::: The data
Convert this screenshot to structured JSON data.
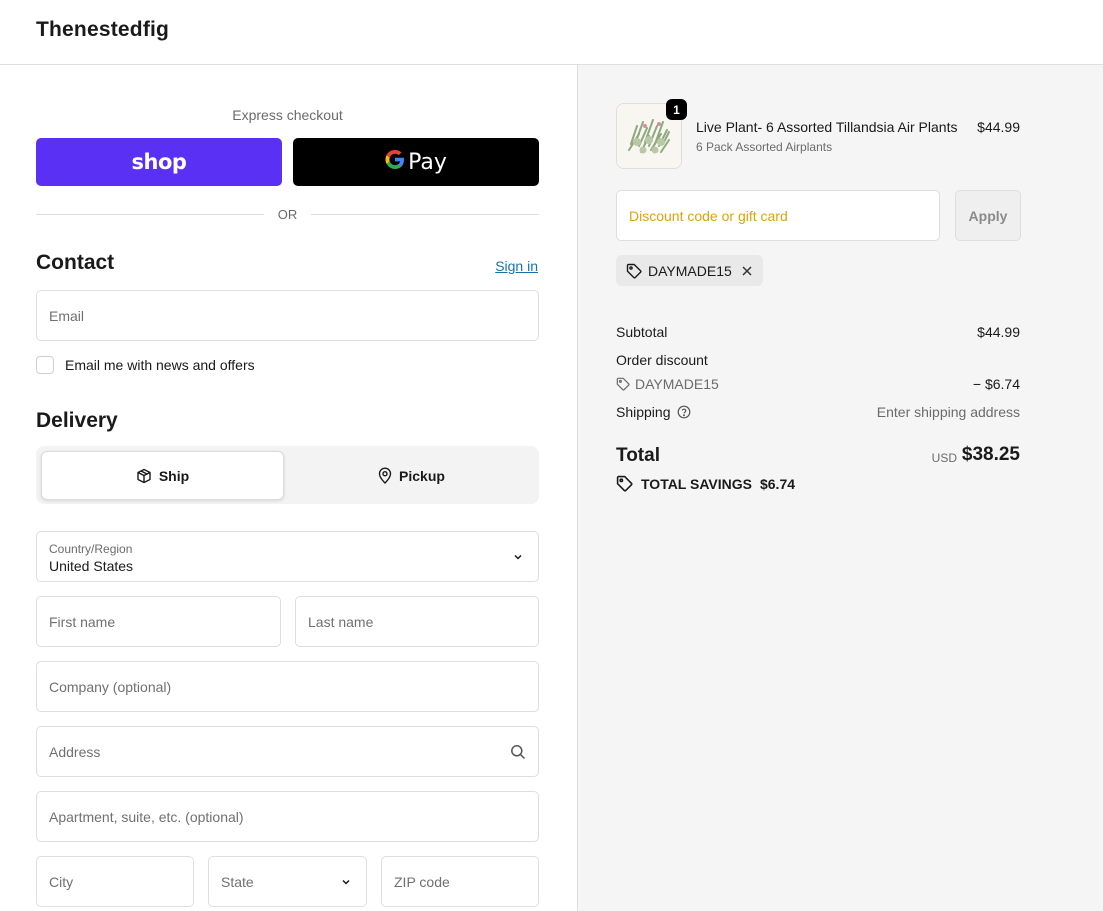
{
  "header": {
    "store_name": "Thenestedfig"
  },
  "express": {
    "label": "Express checkout",
    "shop_label": "shop",
    "gpay_g": "G",
    "gpay_label": "Pay",
    "or_label": "OR"
  },
  "contact": {
    "title": "Contact",
    "sign_in": "Sign in",
    "email_placeholder": "Email",
    "newsletter_label": "Email me with news and offers"
  },
  "delivery": {
    "title": "Delivery",
    "ship_label": "Ship",
    "pickup_label": "Pickup",
    "country_label": "Country/Region",
    "country_value": "United States",
    "first_name_placeholder": "First name",
    "last_name_placeholder": "Last name",
    "company_placeholder": "Company (optional)",
    "address_placeholder": "Address",
    "apartment_placeholder": "Apartment, suite, etc. (optional)",
    "city_placeholder": "City",
    "state_placeholder": "State",
    "zip_placeholder": "ZIP code"
  },
  "cart": {
    "item": {
      "title": "Live Plant- 6 Assorted Tillandsia Air Plants",
      "variant": "6 Pack Assorted Airplants",
      "price": "$44.99",
      "quantity": "1"
    },
    "discount_placeholder": "Discount code or gift card",
    "apply_label": "Apply",
    "applied_code": "DAYMADE15"
  },
  "summary": {
    "subtotal_label": "Subtotal",
    "subtotal_value": "$44.99",
    "order_discount_label": "Order discount",
    "discount_code": "DAYMADE15",
    "discount_value": "− $6.74",
    "shipping_label": "Shipping",
    "shipping_value": "Enter shipping address",
    "total_label": "Total",
    "currency": "USD",
    "total_value": "$38.25",
    "savings_label": "TOTAL SAVINGS",
    "savings_value": "$6.74"
  },
  "colors": {
    "shop_purple": "#5a31f4",
    "link_blue": "#1773b0",
    "discount_placeholder": "#e0a111"
  },
  "icons": [
    "box-icon",
    "map-pin-icon",
    "chevron-down-icon",
    "search-icon",
    "tag-icon",
    "close-icon",
    "help-circle-icon",
    "google-g-icon"
  ]
}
::::::
§ Task requirements
Reproduce the listing word for word and omit its pictures.

§ Exercise solution
Convert this screenshot to structured JSON data.
{
  "header": {
    "store_name": "Thenestedfig"
  },
  "express": {
    "label": "Express checkout",
    "shop_label": "shop",
    "gpay_g": "G",
    "gpay_label": "Pay",
    "or_label": "OR"
  },
  "contact": {
    "title": "Contact",
    "sign_in": "Sign in",
    "email_placeholder": "Email",
    "newsletter_label": "Email me with news and offers"
  },
  "delivery": {
    "title": "Delivery",
    "ship_label": "Ship",
    "pickup_label": "Pickup",
    "country_label": "Country/Region",
    "country_value": "United States",
    "first_name_placeholder": "First name",
    "last_name_placeholder": "Last name",
    "company_placeholder": "Company (optional)",
    "address_placeholder": "Address",
    "apartment_placeholder": "Apartment, suite, etc. (optional)",
    "city_placeholder": "City",
    "state_placeholder": "State",
    "zip_placeholder": "ZIP code"
  },
  "cart": {
    "item": {
      "title": "Live Plant- 6 Assorted Tillandsia Air Plants",
      "variant": "6 Pack Assorted Airplants",
      "price": "$44.99",
      "quantity": "1"
    },
    "discount_placeholder": "Discount code or gift card",
    "apply_label": "Apply",
    "applied_code": "DAYMADE15"
  },
  "summary": {
    "subtotal_label": "Subtotal",
    "subtotal_value": "$44.99",
    "order_discount_label": "Order discount",
    "discount_code": "DAYMADE15",
    "discount_value": "− $6.74",
    "shipping_label": "Shipping",
    "shipping_value": "Enter shipping address",
    "total_label": "Total",
    "currency": "USD",
    "total_value": "$38.25",
    "savings_label": "TOTAL SAVINGS",
    "savings_value": "$6.74"
  },
  "colors": {
    "shop_purple": "#5a31f4",
    "link_blue": "#1773b0",
    "discount_placeholder": "#e0a111"
  },
  "icons": [
    "box-icon",
    "map-pin-icon",
    "chevron-down-icon",
    "search-icon",
    "tag-icon",
    "close-icon",
    "help-circle-icon",
    "google-g-icon"
  ]
}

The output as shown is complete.